Objective:
Search the data below for "Number"; list each line that holds it.

The records:

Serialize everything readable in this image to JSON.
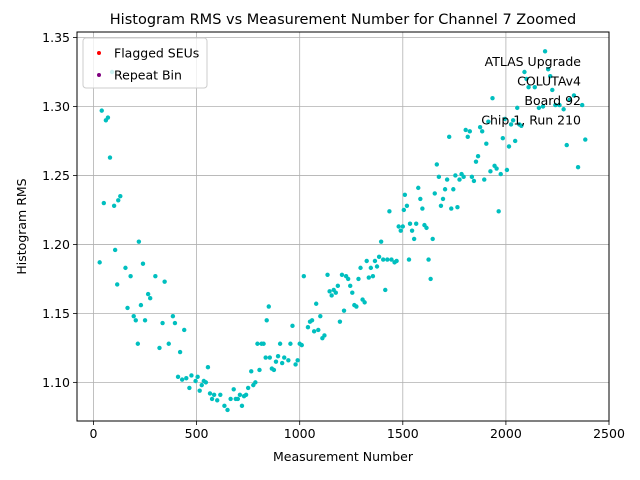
{
  "chart_data": {
    "type": "scatter",
    "title": "Histogram RMS vs Measurement Number for Channel 7 Zoomed",
    "xlabel": "Measurement Number",
    "ylabel": "Histogram RMS",
    "xlim": [
      -80,
      2500
    ],
    "ylim": [
      1.072,
      1.354
    ],
    "xticks": [
      0,
      500,
      1000,
      1500,
      2000,
      2500
    ],
    "yticks": [
      1.1,
      1.15,
      1.2,
      1.25,
      1.3,
      1.35
    ],
    "xtick_labels": [
      "0",
      "500",
      "1000",
      "1500",
      "2000",
      "2500"
    ],
    "ytick_labels": [
      "1.10",
      "1.15",
      "1.20",
      "1.25",
      "1.30",
      "1.35"
    ],
    "grid": true,
    "legend_placement": "top-left",
    "annotation_lines": [
      "ATLAS Upgrade",
      "COLUTAv4",
      "Board 92",
      "Chip 1, Run 210"
    ],
    "colors": {
      "main": "#00bfbf",
      "flagged": "#ff0000",
      "repeat": "#800080"
    },
    "series": [
      {
        "name": "",
        "color": "#00bfbf",
        "points": [
          [
            30,
            1.187
          ],
          [
            40,
            1.297
          ],
          [
            50,
            1.23
          ],
          [
            60,
            1.29
          ],
          [
            70,
            1.292
          ],
          [
            80,
            1.263
          ],
          [
            90,
            1.325
          ],
          [
            100,
            1.228
          ],
          [
            105,
            1.196
          ],
          [
            115,
            1.171
          ],
          [
            120,
            1.232
          ],
          [
            130,
            1.235
          ],
          [
            155,
            1.183
          ],
          [
            165,
            1.154
          ],
          [
            180,
            1.177
          ],
          [
            195,
            1.148
          ],
          [
            205,
            1.145
          ],
          [
            215,
            1.128
          ],
          [
            220,
            1.202
          ],
          [
            230,
            1.156
          ],
          [
            240,
            1.186
          ],
          [
            250,
            1.145
          ],
          [
            265,
            1.164
          ],
          [
            275,
            1.161
          ],
          [
            300,
            1.177
          ],
          [
            320,
            1.125
          ],
          [
            335,
            1.143
          ],
          [
            345,
            1.173
          ],
          [
            365,
            1.128
          ],
          [
            385,
            1.148
          ],
          [
            395,
            1.143
          ],
          [
            410,
            1.104
          ],
          [
            420,
            1.122
          ],
          [
            430,
            1.102
          ],
          [
            440,
            1.138
          ],
          [
            450,
            1.103
          ],
          [
            465,
            1.096
          ],
          [
            475,
            1.105
          ],
          [
            495,
            1.101
          ],
          [
            505,
            1.104
          ],
          [
            515,
            1.094
          ],
          [
            525,
            1.098
          ],
          [
            535,
            1.101
          ],
          [
            545,
            1.1
          ],
          [
            555,
            1.111
          ],
          [
            565,
            1.092
          ],
          [
            575,
            1.088
          ],
          [
            585,
            1.091
          ],
          [
            600,
            1.087
          ],
          [
            615,
            1.091
          ],
          [
            635,
            1.083
          ],
          [
            650,
            1.08
          ],
          [
            665,
            1.088
          ],
          [
            680,
            1.095
          ],
          [
            690,
            1.088
          ],
          [
            700,
            1.088
          ],
          [
            710,
            1.091
          ],
          [
            720,
            1.083
          ],
          [
            730,
            1.09
          ],
          [
            740,
            1.091
          ],
          [
            750,
            1.096
          ],
          [
            765,
            1.108
          ],
          [
            775,
            1.098
          ],
          [
            785,
            1.1
          ],
          [
            795,
            1.128
          ],
          [
            805,
            1.109
          ],
          [
            815,
            1.128
          ],
          [
            825,
            1.128
          ],
          [
            835,
            1.118
          ],
          [
            840,
            1.145
          ],
          [
            850,
            1.155
          ],
          [
            855,
            1.118
          ],
          [
            865,
            1.11
          ],
          [
            875,
            1.109
          ],
          [
            885,
            1.115
          ],
          [
            895,
            1.119
          ],
          [
            905,
            1.128
          ],
          [
            915,
            1.114
          ],
          [
            925,
            1.118
          ],
          [
            945,
            1.116
          ],
          [
            955,
            1.128
          ],
          [
            965,
            1.141
          ],
          [
            980,
            1.113
          ],
          [
            990,
            1.116
          ],
          [
            1000,
            1.128
          ],
          [
            1010,
            1.127
          ],
          [
            1020,
            1.177
          ],
          [
            1040,
            1.14
          ],
          [
            1050,
            1.144
          ],
          [
            1060,
            1.145
          ],
          [
            1070,
            1.137
          ],
          [
            1080,
            1.157
          ],
          [
            1090,
            1.138
          ],
          [
            1100,
            1.148
          ],
          [
            1110,
            1.132
          ],
          [
            1120,
            1.134
          ],
          [
            1135,
            1.178
          ],
          [
            1145,
            1.166
          ],
          [
            1155,
            1.163
          ],
          [
            1165,
            1.167
          ],
          [
            1175,
            1.165
          ],
          [
            1185,
            1.17
          ],
          [
            1195,
            1.144
          ],
          [
            1205,
            1.178
          ],
          [
            1215,
            1.152
          ],
          [
            1225,
            1.177
          ],
          [
            1235,
            1.175
          ],
          [
            1245,
            1.17
          ],
          [
            1255,
            1.165
          ],
          [
            1265,
            1.156
          ],
          [
            1275,
            1.155
          ],
          [
            1285,
            1.175
          ],
          [
            1295,
            1.183
          ],
          [
            1305,
            1.16
          ],
          [
            1315,
            1.158
          ],
          [
            1325,
            1.188
          ],
          [
            1335,
            1.176
          ],
          [
            1345,
            1.183
          ],
          [
            1355,
            1.177
          ],
          [
            1365,
            1.188
          ],
          [
            1375,
            1.184
          ],
          [
            1385,
            1.191
          ],
          [
            1395,
            1.202
          ],
          [
            1405,
            1.189
          ],
          [
            1415,
            1.167
          ],
          [
            1425,
            1.189
          ],
          [
            1435,
            1.224
          ],
          [
            1445,
            1.189
          ],
          [
            1460,
            1.187
          ],
          [
            1470,
            1.188
          ],
          [
            1480,
            1.213
          ],
          [
            1490,
            1.21
          ],
          [
            1500,
            1.213
          ],
          [
            1505,
            1.225
          ],
          [
            1510,
            1.236
          ],
          [
            1520,
            1.228
          ],
          [
            1530,
            1.189
          ],
          [
            1535,
            1.215
          ],
          [
            1545,
            1.21
          ],
          [
            1555,
            1.204
          ],
          [
            1565,
            1.215
          ],
          [
            1575,
            1.241
          ],
          [
            1585,
            1.233
          ],
          [
            1595,
            1.226
          ],
          [
            1605,
            1.214
          ],
          [
            1615,
            1.212
          ],
          [
            1625,
            1.189
          ],
          [
            1635,
            1.175
          ],
          [
            1645,
            1.204
          ],
          [
            1655,
            1.237
          ],
          [
            1665,
            1.258
          ],
          [
            1675,
            1.249
          ],
          [
            1685,
            1.228
          ],
          [
            1695,
            1.233
          ],
          [
            1705,
            1.24
          ],
          [
            1715,
            1.247
          ],
          [
            1725,
            1.278
          ],
          [
            1735,
            1.226
          ],
          [
            1745,
            1.24
          ],
          [
            1755,
            1.25
          ],
          [
            1765,
            1.227
          ],
          [
            1775,
            1.247
          ],
          [
            1785,
            1.251
          ],
          [
            1795,
            1.249
          ],
          [
            1805,
            1.283
          ],
          [
            1815,
            1.278
          ],
          [
            1825,
            1.282
          ],
          [
            1835,
            1.249
          ],
          [
            1845,
            1.246
          ],
          [
            1855,
            1.26
          ],
          [
            1865,
            1.264
          ],
          [
            1875,
            1.285
          ],
          [
            1885,
            1.282
          ],
          [
            1895,
            1.247
          ],
          [
            1905,
            1.273
          ],
          [
            1915,
            1.289
          ],
          [
            1925,
            1.253
          ],
          [
            1935,
            1.306
          ],
          [
            1945,
            1.257
          ],
          [
            1955,
            1.255
          ],
          [
            1965,
            1.224
          ],
          [
            1975,
            1.251
          ],
          [
            1985,
            1.277
          ],
          [
            1995,
            1.291
          ],
          [
            2005,
            1.254
          ],
          [
            2015,
            1.271
          ],
          [
            2025,
            1.287
          ],
          [
            2035,
            1.29
          ],
          [
            2045,
            1.275
          ],
          [
            2055,
            1.299
          ],
          [
            2065,
            1.287
          ],
          [
            2075,
            1.286
          ],
          [
            2090,
            1.325
          ],
          [
            2100,
            1.32
          ],
          [
            2110,
            1.314
          ],
          [
            2140,
            1.314
          ],
          [
            2160,
            1.299
          ],
          [
            2180,
            1.3
          ],
          [
            2190,
            1.34
          ],
          [
            2205,
            1.327
          ],
          [
            2215,
            1.322
          ],
          [
            2225,
            1.312
          ],
          [
            2240,
            1.301
          ],
          [
            2260,
            1.301
          ],
          [
            2280,
            1.298
          ],
          [
            2295,
            1.272
          ],
          [
            2310,
            1.305
          ],
          [
            2330,
            1.308
          ],
          [
            2350,
            1.256
          ],
          [
            2370,
            1.301
          ],
          [
            2385,
            1.276
          ]
        ]
      }
    ],
    "legend": [
      {
        "label": "Flagged SEUs",
        "color": "#ff0000"
      },
      {
        "label": "Repeat Bin",
        "color": "#800080"
      }
    ]
  }
}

Solved exercise:
    "title": "Histogram RMS vs Measurement Number for Channel 7 Zoomed",
    "xlabel": "Measurement Number",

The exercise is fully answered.